- _Bloc de texte_

Rencontres au Cameroun ( Ou l'impéralisme médiatique se porte bien).
Trois jours à Yaoundé, capitale du Cameroun, l’occasion de quelques rencontres passionnantes, et de quelques réflexions.
Enfonçons d’abord quelques portes ouvertes, mais oubliées depuis longtemps : l’impérialisme culturel existe toujours. Dans les années 70, c’était un sujet de débat répandu : comment rendre la parole aux peuples du tiers monde, comment les libérer de l’information conçue par les nations qui les avaient colonisées, et les irriguaient via les grandes agences de presse ? Le sujet a lassé les intellectuels et les médias occidentaux, alors qu’il est plus d’actualité que jamais : les paraboles amènent notre information dans tous les foyers du monde, et une seule chaîne -Al Jazeera-, renverse un peu la vapeur en donnant un point de vue différent, venu du Sud ( différent, ma non troppo : sa version internationale est réalisée par une équipe anglaise venue de la BBC).

- _Travail demandé_
D'après le bloc de texte, quelle chaîne donne un point de vue différent, venu du Sud ?

- _Données brutes_
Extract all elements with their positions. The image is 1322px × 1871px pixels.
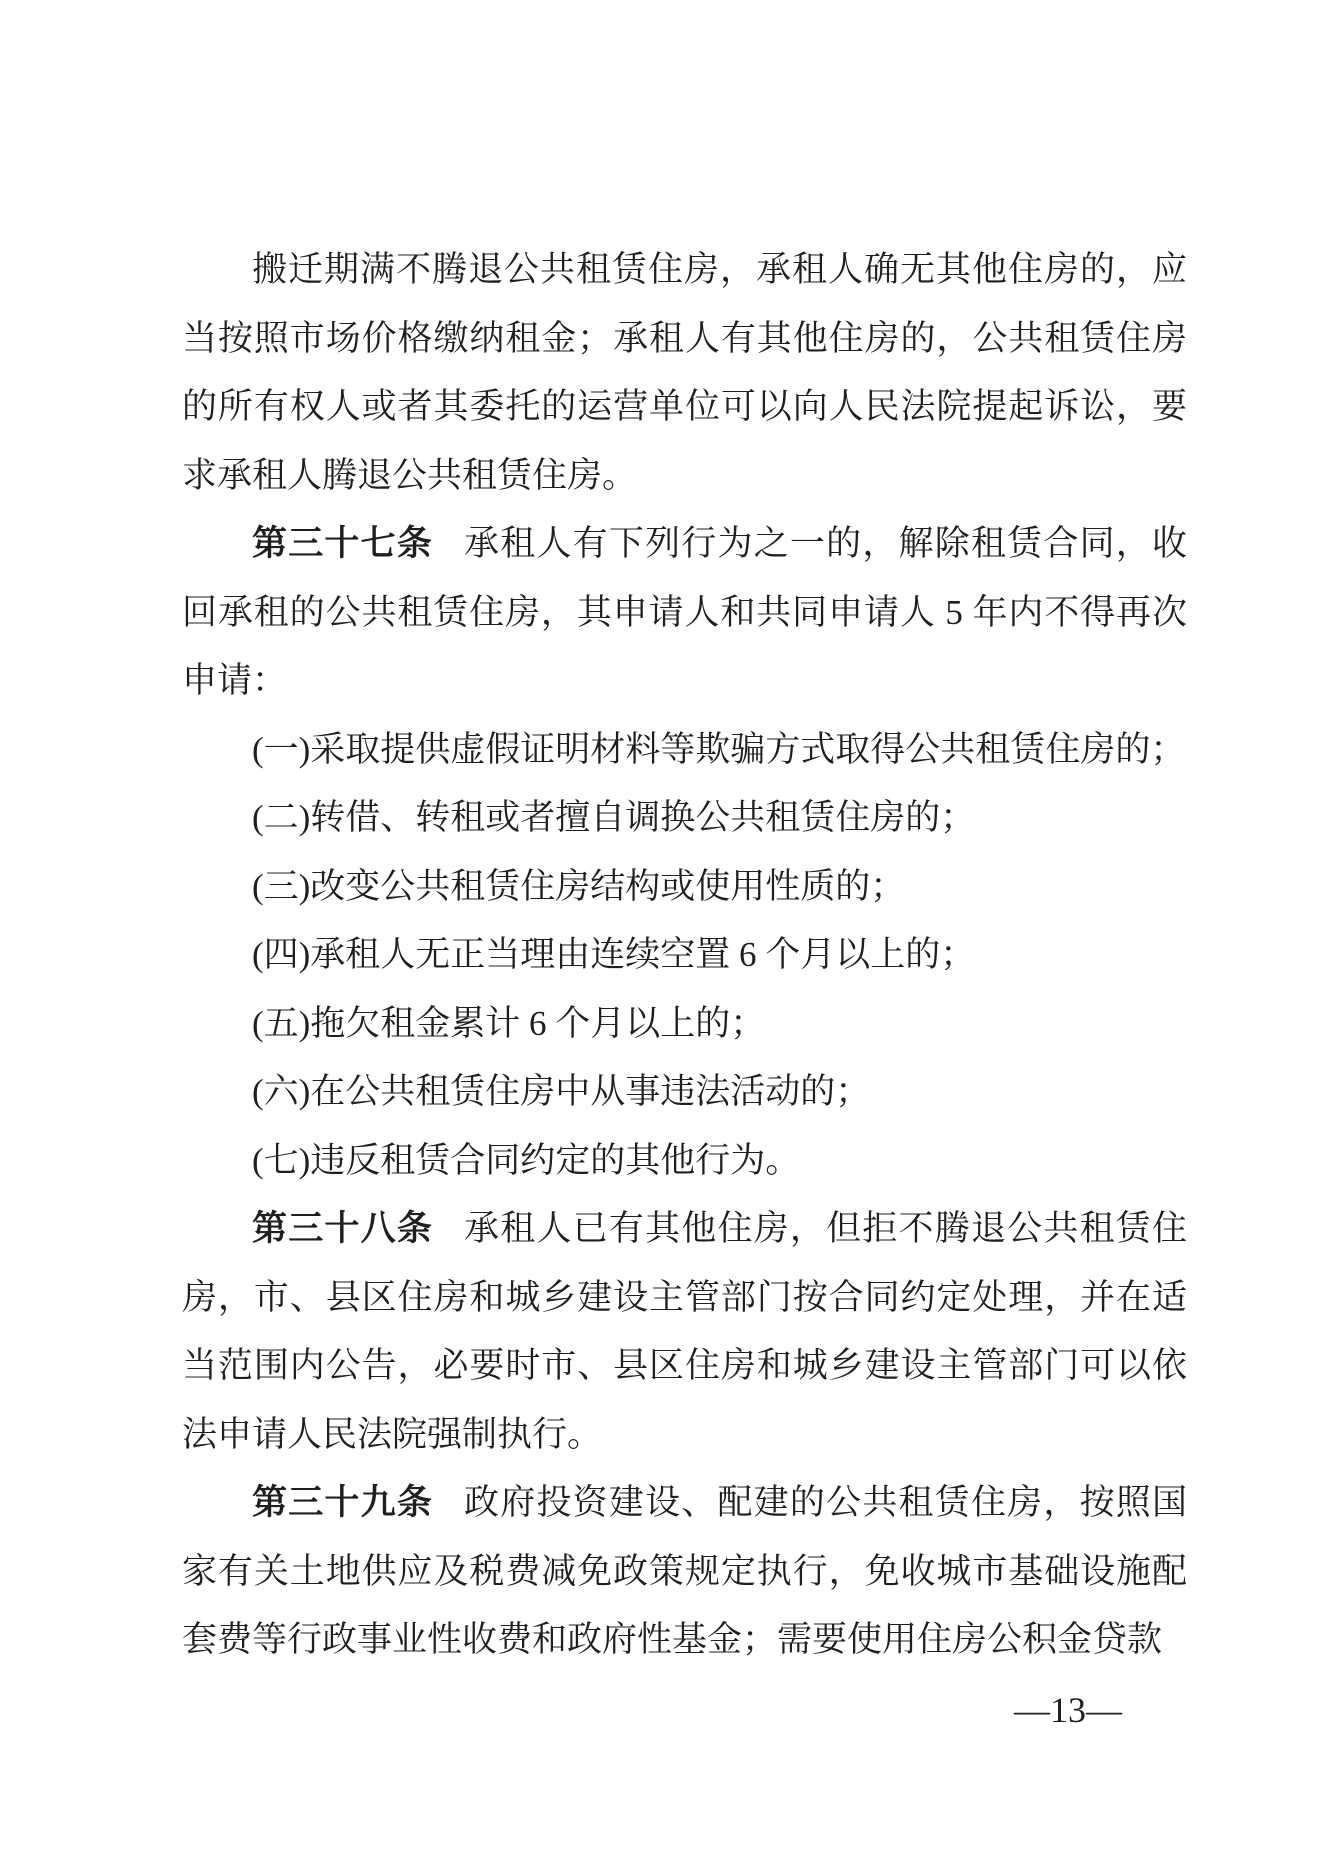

- _Réponse complète_
Al Jazeera.